## Items from a data source:
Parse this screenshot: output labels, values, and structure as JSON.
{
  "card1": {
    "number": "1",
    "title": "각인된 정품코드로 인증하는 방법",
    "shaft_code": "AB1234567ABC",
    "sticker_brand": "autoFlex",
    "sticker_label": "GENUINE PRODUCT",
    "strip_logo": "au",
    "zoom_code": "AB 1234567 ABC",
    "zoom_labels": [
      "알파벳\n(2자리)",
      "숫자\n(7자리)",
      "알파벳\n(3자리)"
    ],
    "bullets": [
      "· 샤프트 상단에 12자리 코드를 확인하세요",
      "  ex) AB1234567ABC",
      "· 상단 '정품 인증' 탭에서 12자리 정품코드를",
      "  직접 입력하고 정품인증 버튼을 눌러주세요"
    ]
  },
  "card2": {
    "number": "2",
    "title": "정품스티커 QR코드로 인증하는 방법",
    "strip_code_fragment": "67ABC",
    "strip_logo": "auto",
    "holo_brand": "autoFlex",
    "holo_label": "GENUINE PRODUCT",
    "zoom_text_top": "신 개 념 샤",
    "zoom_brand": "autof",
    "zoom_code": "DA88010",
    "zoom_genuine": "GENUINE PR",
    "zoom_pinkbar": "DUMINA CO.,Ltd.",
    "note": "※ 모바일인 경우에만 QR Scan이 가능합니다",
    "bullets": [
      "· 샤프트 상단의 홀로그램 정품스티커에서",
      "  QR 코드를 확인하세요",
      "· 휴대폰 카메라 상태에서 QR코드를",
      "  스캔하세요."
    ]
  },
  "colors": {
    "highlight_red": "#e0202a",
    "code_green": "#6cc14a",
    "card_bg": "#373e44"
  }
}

## Instructions for the task:
Print the listing above in full, exactly as it is.

## Exercise response:
Parse this screenshot: output labels, values, and structure as JSON.
{
  "card1": {
    "number": "1",
    "title": "각인된 정품코드로 인증하는 방법",
    "shaft_code": "AB1234567ABC",
    "sticker_brand": "autoFlex",
    "sticker_label": "GENUINE PRODUCT",
    "strip_logo": "au",
    "zoom_code": "AB 1234567 ABC",
    "zoom_labels": [
      "알파벳\n(2자리)",
      "숫자\n(7자리)",
      "알파벳\n(3자리)"
    ],
    "bullets": [
      "· 샤프트 상단에 12자리 코드를 확인하세요",
      "  ex) AB1234567ABC",
      "· 상단 '정품 인증' 탭에서 12자리 정품코드를",
      "  직접 입력하고 정품인증 버튼을 눌러주세요"
    ]
  },
  "card2": {
    "number": "2",
    "title": "정품스티커 QR코드로 인증하는 방법",
    "strip_code_fragment": "67ABC",
    "strip_logo": "auto",
    "holo_brand": "autoFlex",
    "holo_label": "GENUINE PRODUCT",
    "zoom_text_top": "신 개 념 샤",
    "zoom_brand": "autof",
    "zoom_code": "DA88010",
    "zoom_genuine": "GENUINE PR",
    "zoom_pinkbar": "DUMINA CO.,Ltd.",
    "note": "※ 모바일인 경우에만 QR Scan이 가능합니다",
    "bullets": [
      "· 샤프트 상단의 홀로그램 정품스티커에서",
      "  QR 코드를 확인하세요",
      "· 휴대폰 카메라 상태에서 QR코드를",
      "  스캔하세요."
    ]
  },
  "colors": {
    "highlight_red": "#e0202a",
    "code_green": "#6cc14a",
    "card_bg": "#373e44"
  }
}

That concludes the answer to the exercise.